Provided records –
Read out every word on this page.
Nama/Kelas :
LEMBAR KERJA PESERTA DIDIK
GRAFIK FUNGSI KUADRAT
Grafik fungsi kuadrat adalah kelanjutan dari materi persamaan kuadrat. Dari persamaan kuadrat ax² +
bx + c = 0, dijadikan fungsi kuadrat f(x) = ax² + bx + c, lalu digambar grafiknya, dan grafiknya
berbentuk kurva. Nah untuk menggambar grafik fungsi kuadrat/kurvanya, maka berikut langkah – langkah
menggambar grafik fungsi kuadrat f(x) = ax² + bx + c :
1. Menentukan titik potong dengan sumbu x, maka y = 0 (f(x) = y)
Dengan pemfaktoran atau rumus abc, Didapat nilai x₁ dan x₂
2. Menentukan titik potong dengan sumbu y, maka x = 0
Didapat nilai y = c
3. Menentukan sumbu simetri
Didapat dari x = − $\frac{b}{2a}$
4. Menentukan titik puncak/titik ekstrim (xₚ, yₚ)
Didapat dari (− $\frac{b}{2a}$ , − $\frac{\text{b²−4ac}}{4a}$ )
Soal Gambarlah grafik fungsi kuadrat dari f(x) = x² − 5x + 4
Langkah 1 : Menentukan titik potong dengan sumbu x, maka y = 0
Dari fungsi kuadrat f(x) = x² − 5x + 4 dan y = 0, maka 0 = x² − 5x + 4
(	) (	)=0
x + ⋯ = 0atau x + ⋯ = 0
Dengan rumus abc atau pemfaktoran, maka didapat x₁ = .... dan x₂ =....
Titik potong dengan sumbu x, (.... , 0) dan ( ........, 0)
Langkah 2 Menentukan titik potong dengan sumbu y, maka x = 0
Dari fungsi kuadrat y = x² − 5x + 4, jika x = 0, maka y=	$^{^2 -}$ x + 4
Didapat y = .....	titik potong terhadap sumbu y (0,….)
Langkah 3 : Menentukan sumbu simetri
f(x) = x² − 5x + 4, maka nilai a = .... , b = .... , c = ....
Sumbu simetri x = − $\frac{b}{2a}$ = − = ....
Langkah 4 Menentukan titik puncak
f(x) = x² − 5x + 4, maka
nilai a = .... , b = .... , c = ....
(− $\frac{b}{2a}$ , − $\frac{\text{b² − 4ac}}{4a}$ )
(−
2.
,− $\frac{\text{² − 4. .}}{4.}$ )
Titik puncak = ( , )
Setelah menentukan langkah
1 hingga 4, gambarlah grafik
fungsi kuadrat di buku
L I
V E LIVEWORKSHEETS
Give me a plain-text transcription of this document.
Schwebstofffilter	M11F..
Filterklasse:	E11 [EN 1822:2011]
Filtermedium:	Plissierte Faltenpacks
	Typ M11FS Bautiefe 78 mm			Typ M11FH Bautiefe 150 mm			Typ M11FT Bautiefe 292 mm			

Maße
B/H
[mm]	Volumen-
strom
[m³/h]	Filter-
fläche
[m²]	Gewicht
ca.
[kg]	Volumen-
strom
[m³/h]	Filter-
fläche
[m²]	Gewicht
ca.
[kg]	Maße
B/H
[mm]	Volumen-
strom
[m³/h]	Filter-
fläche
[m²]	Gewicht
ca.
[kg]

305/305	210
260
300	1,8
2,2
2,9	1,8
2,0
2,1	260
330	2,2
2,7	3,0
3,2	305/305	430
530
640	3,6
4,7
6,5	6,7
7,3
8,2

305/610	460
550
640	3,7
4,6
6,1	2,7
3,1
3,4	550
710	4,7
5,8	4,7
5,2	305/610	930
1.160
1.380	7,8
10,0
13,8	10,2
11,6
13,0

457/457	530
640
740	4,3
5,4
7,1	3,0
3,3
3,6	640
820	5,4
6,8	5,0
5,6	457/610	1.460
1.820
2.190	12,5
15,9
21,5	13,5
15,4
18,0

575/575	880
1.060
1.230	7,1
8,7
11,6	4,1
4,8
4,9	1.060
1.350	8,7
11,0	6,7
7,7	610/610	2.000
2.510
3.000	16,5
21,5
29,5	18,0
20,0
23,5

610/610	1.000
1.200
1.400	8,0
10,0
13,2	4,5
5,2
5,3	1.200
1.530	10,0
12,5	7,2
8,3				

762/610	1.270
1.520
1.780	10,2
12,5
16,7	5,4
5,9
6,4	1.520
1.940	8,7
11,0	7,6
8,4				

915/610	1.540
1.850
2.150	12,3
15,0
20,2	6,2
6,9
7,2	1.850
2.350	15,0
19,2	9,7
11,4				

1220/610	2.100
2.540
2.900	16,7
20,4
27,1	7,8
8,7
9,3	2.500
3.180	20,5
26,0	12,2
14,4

Problem – Recopy the whole listing exactly.

In response –
Read out every word on this page.
Nama/Kelas :
LEMBAR KERJA PESERTA DIDIK
GRAFIK FUNGSI KUADRAT
Grafik fungsi kuadrat adalah kelanjutan dari materi persamaan kuadrat. Dari persamaan kuadrat ax² +
bx + c = 0, dijadikan fungsi kuadrat f(x) = ax² + bx + c, lalu digambar grafiknya, dan grafiknya
berbentuk kurva. Nah untuk menggambar grafik fungsi kuadrat/kurvanya, maka berikut langkah – langkah
menggambar grafik fungsi kuadrat f(x) = ax² + bx + c :
1. Menentukan titik potong dengan sumbu x, maka y = 0 (f(x) = y)
Dengan pemfaktoran atau rumus abc, Didapat nilai x₁ dan x₂
2. Menentukan titik potong dengan sumbu y, maka x = 0
Didapat nilai y = c
3. Menentukan sumbu simetri
Didapat dari x = − $\frac{b}{2a}$
4. Menentukan titik puncak/titik ekstrim (xₚ, yₚ)
Didapat dari (− $\frac{b}{2a}$ , − $\frac{\text{b²−4ac}}{4a}$ )
Soal Gambarlah grafik fungsi kuadrat dari f(x) = x² − 5x + 4
Langkah 1 : Menentukan titik potong dengan sumbu x, maka y = 0
Dari fungsi kuadrat f(x) = x² − 5x + 4 dan y = 0, maka 0 = x² − 5x + 4
(	) (	)=0
x + ⋯ = 0atau x + ⋯ = 0
Dengan rumus abc atau pemfaktoran, maka didapat x₁ = .... dan x₂ =....
Titik potong dengan sumbu x, (.... , 0) dan ( ........, 0)
Langkah 2 Menentukan titik potong dengan sumbu y, maka x = 0
Dari fungsi kuadrat y = x² − 5x + 4, jika x = 0, maka y=	$^{^2 -}$ x + 4
Didapat y = .....	titik potong terhadap sumbu y (0,….)
Langkah 3 : Menentukan sumbu simetri
f(x) = x² − 5x + 4, maka nilai a = .... , b = .... , c = ....
Sumbu simetri x = − $\frac{b}{2a}$ = − = ....
Langkah 4 Menentukan titik puncak
f(x) = x² − 5x + 4, maka
nilai a = .... , b = .... , c = ....
(− $\frac{b}{2a}$ , − $\frac{\text{b² − 4ac}}{4a}$ )
(−
2.
,− $\frac{\text{² − 4. .}}{4.}$ )
Titik puncak = ( , )
Setelah menentukan langkah
1 hingga 4, gambarlah grafik
fungsi kuadrat di buku
L I
V E LIVEWORKSHEETS
Give me a plain-text transcription of this document.
Schwebstofffilter	M11F..
Filterklasse:	E11 [EN 1822:2011]
Filtermedium:	Plissierte Faltenpacks
	Typ M11FS Bautiefe 78 mm			Typ M11FH Bautiefe 150 mm			Typ M11FT Bautiefe 292 mm			

Maße
B/H
[mm]	Volumen-
strom
[m³/h]	Filter-
fläche
[m²]	Gewicht
ca.
[kg]	Volumen-
strom
[m³/h]	Filter-
fläche
[m²]	Gewicht
ca.
[kg]	Maße
B/H
[mm]	Volumen-
strom
[m³/h]	Filter-
fläche
[m²]	Gewicht
ca.
[kg]

305/305	210
260
300	1,8
2,2
2,9	1,8
2,0
2,1	260
330	2,2
2,7	3,0
3,2	305/305	430
530
640	3,6
4,7
6,5	6,7
7,3
8,2

305/610	460
550
640	3,7
4,6
6,1	2,7
3,1
3,4	550
710	4,7
5,8	4,7
5,2	305/610	930
1.160
1.380	7,8
10,0
13,8	10,2
11,6
13,0

457/457	530
640
740	4,3
5,4
7,1	3,0
3,3
3,6	640
820	5,4
6,8	5,0
5,6	457/610	1.460
1.820
2.190	12,5
15,9
21,5	13,5
15,4
18,0

575/575	880
1.060
1.230	7,1
8,7
11,6	4,1
4,8
4,9	1.060
1.350	8,7
11,0	6,7
7,7	610/610	2.000
2.510
3.000	16,5
21,5
29,5	18,0
20,0
23,5

610/610	1.000
1.200
1.400	8,0
10,0
13,2	4,5
5,2
5,3	1.200
1.530	10,0
12,5	7,2
8,3				

762/610	1.270
1.520
1.780	10,2
12,5
16,7	5,4
5,9
6,4	1.520
1.940	8,7
11,0	7,6
8,4				

915/610	1.540
1.850
2.150	12,3
15,0
20,2	6,2
6,9
7,2	1.850
2.350	15,0
19,2	9,7
11,4				

1220/610	2.100
2.540
2.900	16,7
20,4
27,1	7,8
8,7
9,3	2.500
3.180	20,5
26,0	12,2
14,4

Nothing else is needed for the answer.